(Extracted records)
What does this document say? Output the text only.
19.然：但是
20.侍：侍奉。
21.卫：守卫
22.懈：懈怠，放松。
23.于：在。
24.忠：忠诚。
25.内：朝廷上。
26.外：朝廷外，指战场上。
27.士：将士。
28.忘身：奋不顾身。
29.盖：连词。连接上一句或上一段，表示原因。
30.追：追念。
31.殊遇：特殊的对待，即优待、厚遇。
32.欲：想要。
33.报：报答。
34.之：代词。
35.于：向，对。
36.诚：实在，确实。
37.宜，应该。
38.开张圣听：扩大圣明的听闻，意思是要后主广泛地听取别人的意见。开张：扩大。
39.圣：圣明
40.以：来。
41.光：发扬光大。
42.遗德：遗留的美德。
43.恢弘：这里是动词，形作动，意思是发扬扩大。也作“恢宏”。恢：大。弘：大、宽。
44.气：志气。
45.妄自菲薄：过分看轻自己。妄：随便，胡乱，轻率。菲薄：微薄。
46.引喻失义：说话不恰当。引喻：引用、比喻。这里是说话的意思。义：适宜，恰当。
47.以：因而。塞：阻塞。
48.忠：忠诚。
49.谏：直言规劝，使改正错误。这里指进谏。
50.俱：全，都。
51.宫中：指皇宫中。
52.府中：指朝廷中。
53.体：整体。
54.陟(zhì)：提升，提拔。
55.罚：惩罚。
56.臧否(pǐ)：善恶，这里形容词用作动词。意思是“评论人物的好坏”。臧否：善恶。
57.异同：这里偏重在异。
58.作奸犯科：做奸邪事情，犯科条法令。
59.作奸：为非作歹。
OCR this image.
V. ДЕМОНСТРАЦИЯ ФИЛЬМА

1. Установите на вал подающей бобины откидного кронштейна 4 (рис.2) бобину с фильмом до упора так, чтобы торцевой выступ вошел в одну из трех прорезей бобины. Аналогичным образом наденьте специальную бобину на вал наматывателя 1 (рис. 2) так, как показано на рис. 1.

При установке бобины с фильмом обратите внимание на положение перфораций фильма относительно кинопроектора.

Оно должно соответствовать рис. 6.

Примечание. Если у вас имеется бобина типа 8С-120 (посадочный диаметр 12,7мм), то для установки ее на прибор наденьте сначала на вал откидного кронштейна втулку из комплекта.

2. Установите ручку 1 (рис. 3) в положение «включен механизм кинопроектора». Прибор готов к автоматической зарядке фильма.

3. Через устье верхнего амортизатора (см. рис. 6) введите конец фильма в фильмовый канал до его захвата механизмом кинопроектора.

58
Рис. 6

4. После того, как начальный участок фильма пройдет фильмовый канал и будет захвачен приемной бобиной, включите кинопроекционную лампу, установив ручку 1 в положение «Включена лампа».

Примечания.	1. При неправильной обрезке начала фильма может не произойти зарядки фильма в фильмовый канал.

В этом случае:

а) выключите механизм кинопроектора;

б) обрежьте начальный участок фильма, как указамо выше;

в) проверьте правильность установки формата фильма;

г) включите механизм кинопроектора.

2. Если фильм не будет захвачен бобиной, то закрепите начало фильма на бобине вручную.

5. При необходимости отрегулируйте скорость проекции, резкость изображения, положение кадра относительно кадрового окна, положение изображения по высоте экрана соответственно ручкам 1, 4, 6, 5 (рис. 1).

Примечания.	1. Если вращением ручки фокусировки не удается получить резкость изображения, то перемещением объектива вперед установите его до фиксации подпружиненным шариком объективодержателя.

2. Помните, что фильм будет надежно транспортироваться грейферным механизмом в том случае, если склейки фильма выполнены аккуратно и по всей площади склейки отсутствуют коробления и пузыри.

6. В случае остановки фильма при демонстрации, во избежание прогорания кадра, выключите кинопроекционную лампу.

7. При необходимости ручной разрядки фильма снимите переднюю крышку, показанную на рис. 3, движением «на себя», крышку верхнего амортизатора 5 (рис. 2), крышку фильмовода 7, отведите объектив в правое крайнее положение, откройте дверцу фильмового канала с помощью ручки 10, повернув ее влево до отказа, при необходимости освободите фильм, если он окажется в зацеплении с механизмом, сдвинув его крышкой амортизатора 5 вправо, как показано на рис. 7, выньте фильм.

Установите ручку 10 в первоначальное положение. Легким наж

=== To be done ===
Extract the complete data, matching each line exactly.

=== The completed task ===
What does this document say? Output the text only.
19.然：但是
20.侍：侍奉。
21.卫：守卫
22.懈：懈怠，放松。
23.于：在。
24.忠：忠诚。
25.内：朝廷上。
26.外：朝廷外，指战场上。
27.士：将士。
28.忘身：奋不顾身。
29.盖：连词。连接上一句或上一段，表示原因。
30.追：追念。
31.殊遇：特殊的对待，即优待、厚遇。
32.欲：想要。
33.报：报答。
34.之：代词。
35.于：向，对。
36.诚：实在，确实。
37.宜，应该。
38.开张圣听：扩大圣明的听闻，意思是要后主广泛地听取别人的意见。开张：扩大。
39.圣：圣明
40.以：来。
41.光：发扬光大。
42.遗德：遗留的美德。
43.恢弘：这里是动词，形作动，意思是发扬扩大。也作“恢宏”。恢：大。弘：大、宽。
44.气：志气。
45.妄自菲薄：过分看轻自己。妄：随便，胡乱，轻率。菲薄：微薄。
46.引喻失义：说话不恰当。引喻：引用、比喻。这里是说话的意思。义：适宜，恰当。
47.以：因而。塞：阻塞。
48.忠：忠诚。
49.谏：直言规劝，使改正错误。这里指进谏。
50.俱：全，都。
51.宫中：指皇宫中。
52.府中：指朝廷中。
53.体：整体。
54.陟(zhì)：提升，提拔。
55.罚：惩罚。
56.臧否(pǐ)：善恶，这里形容词用作动词。意思是“评论人物的好坏”。臧否：善恶。
57.异同：这里偏重在异。
58.作奸犯科：做奸邪事情，犯科条法令。
59.作奸：为非作歹。
OCR this image.
V. ДЕМОНСТРАЦИЯ ФИЛЬМА

1. Установите на вал подающей бобины откидного кронштейна 4 (рис.2) бобину с фильмом до упора так, чтобы торцевой выступ вошел в одну из трех прорезей бобины. Аналогичным образом наденьте специальную бобину на вал наматывателя 1 (рис. 2) так, как показано на рис. 1.

При установке бобины с фильмом обратите внимание на положение перфораций фильма относительно кинопроектора.

Оно должно соответствовать рис. 6.

Примечание. Если у вас имеется бобина типа 8С-120 (посадочный диаметр 12,7мм), то для установки ее на прибор наденьте сначала на вал откидного кронштейна втулку из комплекта.

2. Установите ручку 1 (рис. 3) в положение «включен механизм кинопроектора». Прибор готов к автоматической зарядке фильма.

3. Через устье верхнего амортизатора (см. рис. 6) введите конец фильма в фильмовый канал до его захвата механизмом кинопроектора.

58
Рис. 6

4. После того, как начальный участок фильма пройдет фильмовый канал и будет захвачен приемной бобиной, включите кинопроекционную лампу, установив ручку 1 в положение «Включена лампа».

Примечания.	1. При неправильной обрезке начала фильма может не произойти зарядки фильма в фильмовый канал.

В этом случае:

а) выключите механизм кинопроектора;

б) обрежьте начальный участок фильма, как указамо выше;

в) проверьте правильность установки формата фильма;

г) включите механизм кинопроектора.

2. Если фильм не будет захвачен бобиной, то закрепите начало фильма на бобине вручную.

5. При необходимости отрегулируйте скорость проекции, резкость изображения, положение кадра относительно кадрового окна, положение изображения по высоте экрана соответственно ручкам 1, 4, 6, 5 (рис. 1).

Примечания.	1. Если вращением ручки фокусировки не удается получить резкость изображения, то перемещением объектива вперед установите его до фиксации подпружиненным шариком объективодержателя.

2. Помните, что фильм будет надежно транспортироваться грейферным механизмом в том случае, если склейки фильма выполнены аккуратно и по всей площади склейки отсутствуют коробления и пузыри.

6. В случае остановки фильма при демонстрации, во избежание прогорания кадра, выключите кинопроекционную лампу.

7. При необходимости ручной разрядки фильма снимите переднюю крышку, показанную на рис. 3, движением «на себя», крышку верхнего амортизатора 5 (рис. 2), крышку фильмовода 7, отведите объектив в правое крайнее положение, откройте дверцу фильмового канала с помощью ручки 10, повернув ее влево до отказа, при необходимости освободите фильм, если он окажется в зацеплении с механизмом, сдвинув его крышкой амортизатора 5 вправо, как показано на рис. 7, выньте фильм.

Установите ручку 10 в первоначальное положение. Легким наж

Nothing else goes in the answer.